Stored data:
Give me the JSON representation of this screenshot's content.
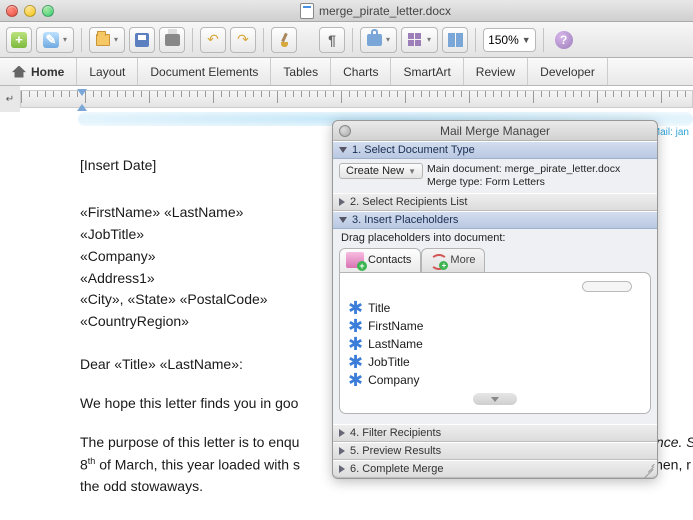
{
  "window": {
    "title": "merge_pirate_letter.docx"
  },
  "toolbar": {
    "zoom": "150%"
  },
  "ribbon": {
    "tabs": [
      "Home",
      "Layout",
      "Document Elements",
      "Tables",
      "Charts",
      "SmartArt",
      "Review",
      "Developer"
    ]
  },
  "header_hint": "E-Mail: jan",
  "document": {
    "insert_date": "[Insert Date]",
    "recipient_lines": [
      "«FirstName» «LastName»",
      "«JobTitle»",
      "«Company»",
      "«Address1»",
      "«City», «State» «PostalCode»",
      "«CountryRegion»"
    ],
    "salutation": "Dear «Title» «LastName»:",
    "body1": "We hope this letter finds you in goo",
    "body2a": "The purpose of this letter is to enqu",
    "body2b": "alence. S",
    "body3a": "8",
    "body3sup": "th",
    "body3b": " of March, this year loaded with s",
    "body3c": "ed men, r",
    "body4": "the odd stowaways."
  },
  "panel": {
    "title": "Mail Merge Manager",
    "sections": {
      "s1": "1. Select Document Type",
      "s2": "2. Select Recipients List",
      "s3": "3. Insert Placeholders",
      "s4": "4. Filter Recipients",
      "s5": "5. Preview Results",
      "s6": "6. Complete Merge"
    },
    "create_new": "Create New",
    "main_doc": "Main document: merge_pirate_letter.docx",
    "merge_type": "Merge type: Form Letters",
    "drag_hint": "Drag placeholders into document:",
    "tabs": {
      "contacts": "Contacts",
      "more": "More"
    },
    "fields": [
      "Title",
      "FirstName",
      "LastName",
      "JobTitle",
      "Company"
    ]
  }
}
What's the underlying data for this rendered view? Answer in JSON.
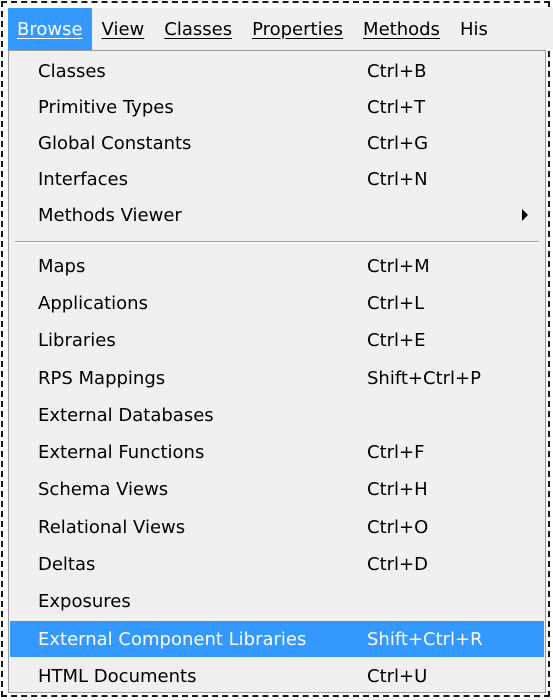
{
  "menubar": {
    "items": [
      {
        "label": "Browse"
      },
      {
        "label": "View"
      },
      {
        "label": "Classes"
      },
      {
        "label": "Properties"
      },
      {
        "label": "Methods"
      },
      {
        "label": "His"
      }
    ]
  },
  "menu": {
    "group1": [
      {
        "label": "Classes",
        "shortcut": "Ctrl+B"
      },
      {
        "label": "Primitive Types",
        "shortcut": "Ctrl+T"
      },
      {
        "label": "Global Constants",
        "shortcut": "Ctrl+G"
      },
      {
        "label": "Interfaces",
        "shortcut": "Ctrl+N"
      },
      {
        "label": "Methods Viewer",
        "shortcut": "",
        "submenu": true
      }
    ],
    "group2": [
      {
        "label": "Maps",
        "shortcut": "Ctrl+M"
      },
      {
        "label": "Applications",
        "shortcut": "Ctrl+L"
      },
      {
        "label": "Libraries",
        "shortcut": "Ctrl+E"
      },
      {
        "label": "RPS Mappings",
        "shortcut": "Shift+Ctrl+P"
      },
      {
        "label": "External Databases",
        "shortcut": ""
      },
      {
        "label": "External Functions",
        "shortcut": "Ctrl+F"
      },
      {
        "label": "Schema Views",
        "shortcut": "Ctrl+H"
      },
      {
        "label": "Relational Views",
        "shortcut": "Ctrl+O"
      },
      {
        "label": "Deltas",
        "shortcut": "Ctrl+D"
      },
      {
        "label": "Exposures",
        "shortcut": ""
      },
      {
        "label": "External Component Libraries",
        "shortcut": "Shift+Ctrl+R",
        "highlighted": true
      },
      {
        "label": "HTML Documents",
        "shortcut": "Ctrl+U"
      }
    ]
  },
  "colors": {
    "highlight": "#3399ff",
    "menu_background": "#f0f0f0"
  }
}
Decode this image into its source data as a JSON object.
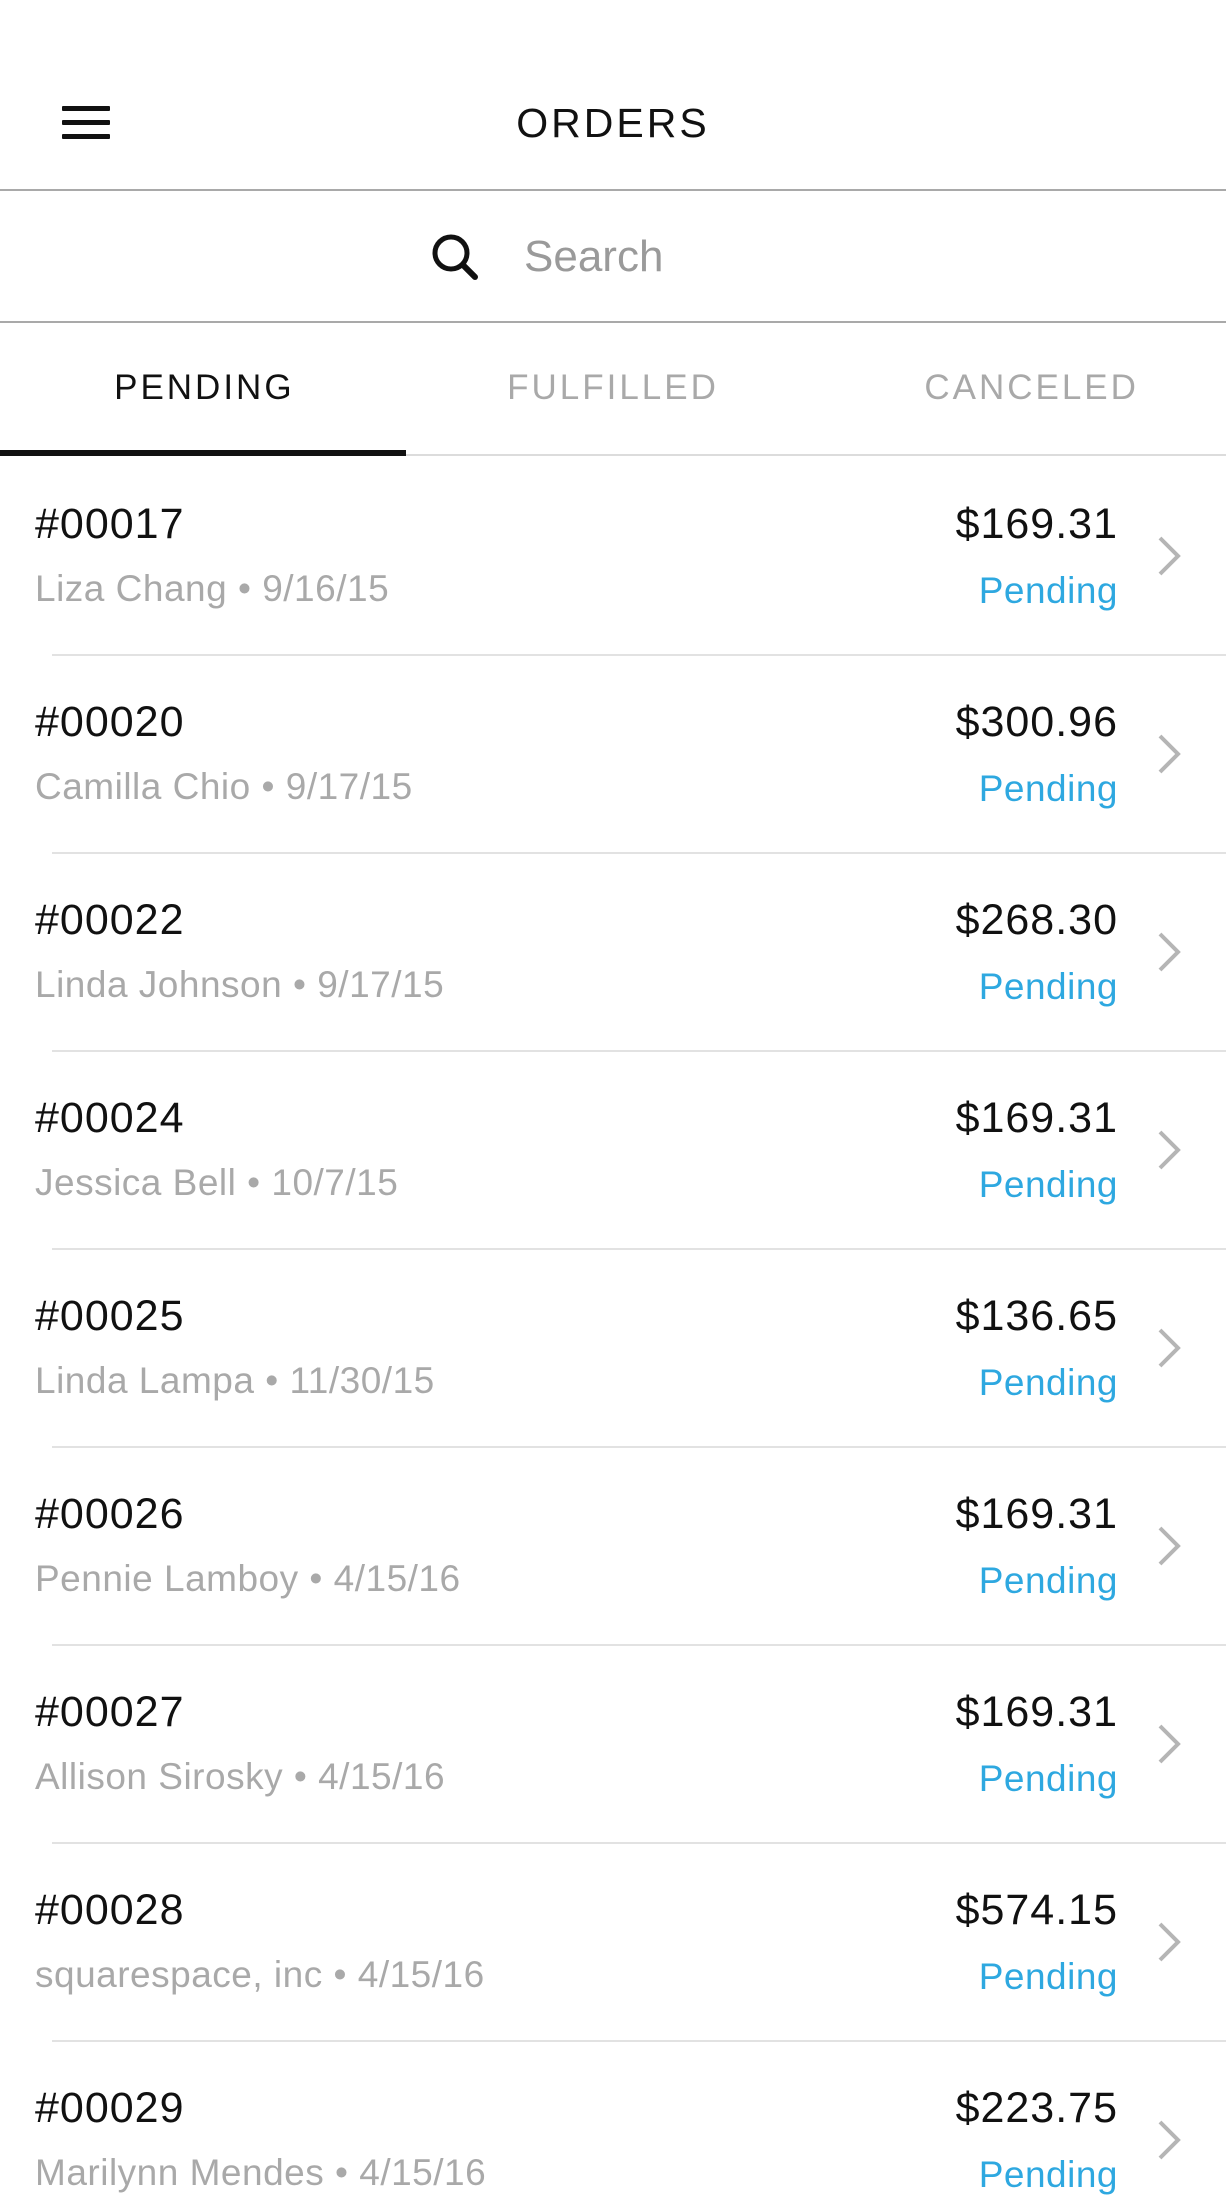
{
  "header": {
    "title": "ORDERS",
    "menu_icon": "hamburger-menu-icon"
  },
  "search": {
    "placeholder": "Search",
    "value": "",
    "icon": "search-icon"
  },
  "tabs": [
    {
      "label": "PENDING",
      "active": true
    },
    {
      "label": "FULFILLED",
      "active": false
    },
    {
      "label": "CANCELED",
      "active": false
    }
  ],
  "orders": [
    {
      "number": "#00017",
      "meta": "Liza Chang • 9/16/15",
      "amount": "$169.31",
      "status": "Pending"
    },
    {
      "number": "#00020",
      "meta": "Camilla Chio • 9/17/15",
      "amount": "$300.96",
      "status": "Pending"
    },
    {
      "number": "#00022",
      "meta": "Linda Johnson • 9/17/15",
      "amount": "$268.30",
      "status": "Pending"
    },
    {
      "number": "#00024",
      "meta": "Jessica Bell • 10/7/15",
      "amount": "$169.31",
      "status": "Pending"
    },
    {
      "number": "#00025",
      "meta": "Linda Lampa • 11/30/15",
      "amount": "$136.65",
      "status": "Pending"
    },
    {
      "number": "#00026",
      "meta": "Pennie Lamboy • 4/15/16",
      "amount": "$169.31",
      "status": "Pending"
    },
    {
      "number": "#00027",
      "meta": "Allison Sirosky • 4/15/16",
      "amount": "$169.31",
      "status": "Pending"
    },
    {
      "number": "#00028",
      "meta": "squarespace, inc • 4/15/16",
      "amount": "$574.15",
      "status": "Pending"
    },
    {
      "number": "#00029",
      "meta": "Marilynn Mendes • 4/15/16",
      "amount": "$223.75",
      "status": "Pending"
    }
  ],
  "colors": {
    "status_pending": "#2ea8e0",
    "text_primary": "#111111",
    "text_secondary": "#a9a9a9",
    "divider": "#e2e2e2"
  }
}
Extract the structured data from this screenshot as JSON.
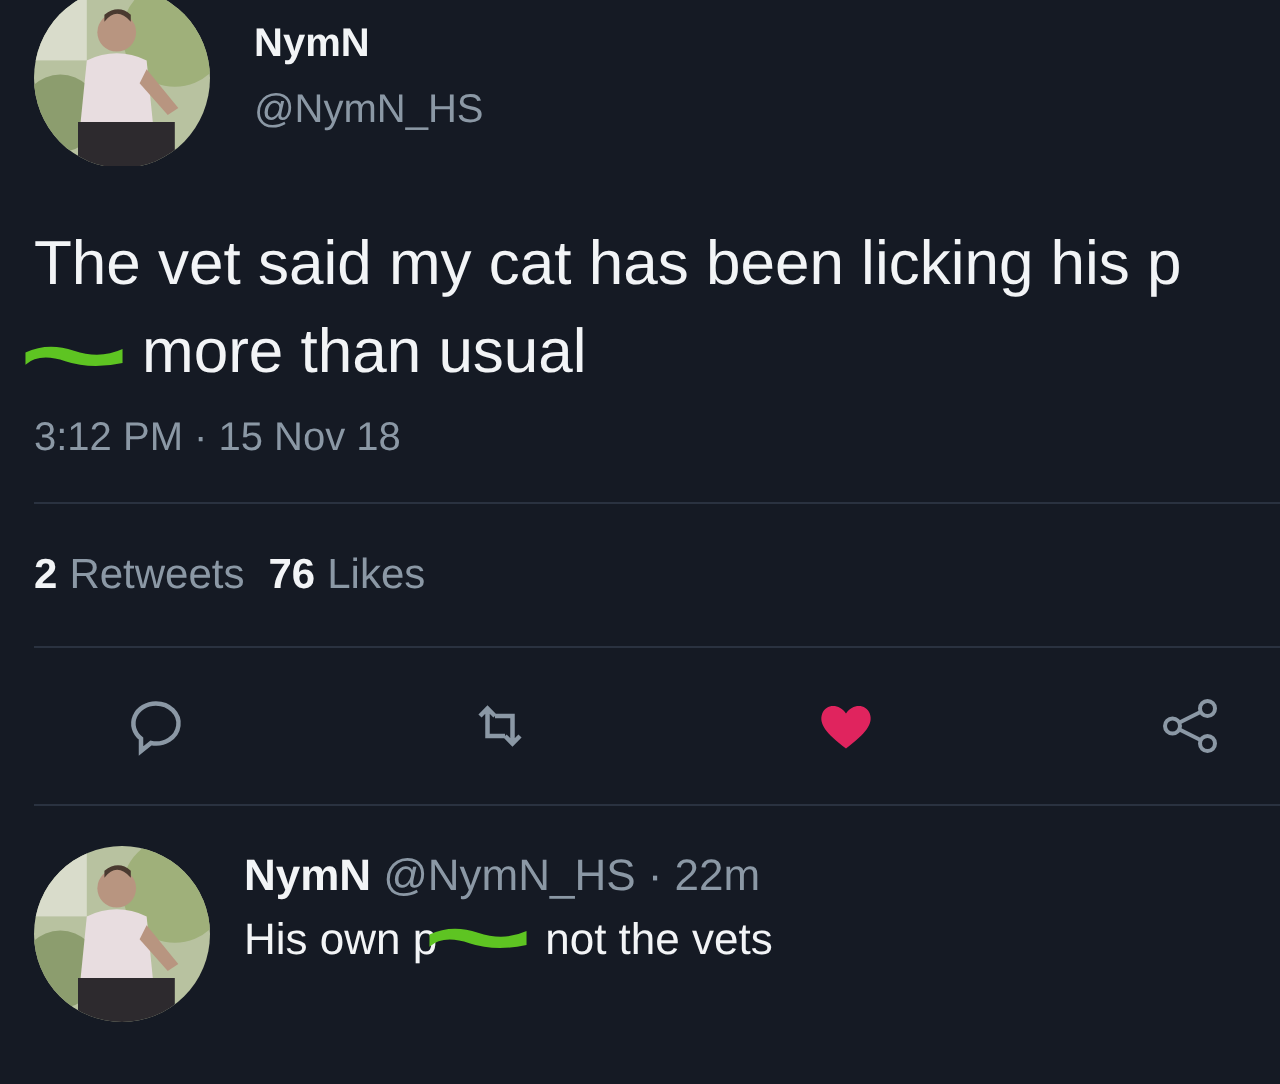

**Goal**:
Extract from the material all lines containing the string "this".

**Final answer**:
Give me the JSON representation of this screenshot's content.
    "body1": "We hope this letter finds you in goo",
    "body2a": "The purpose of this letter is to enqu",
    "body3b": " of March, this year loaded with s",
What's the underlying data for this rendered view? Answer in JSON.
Decode this image into its source data as a JSON object.
Extract the structured data from this screenshot as JSON.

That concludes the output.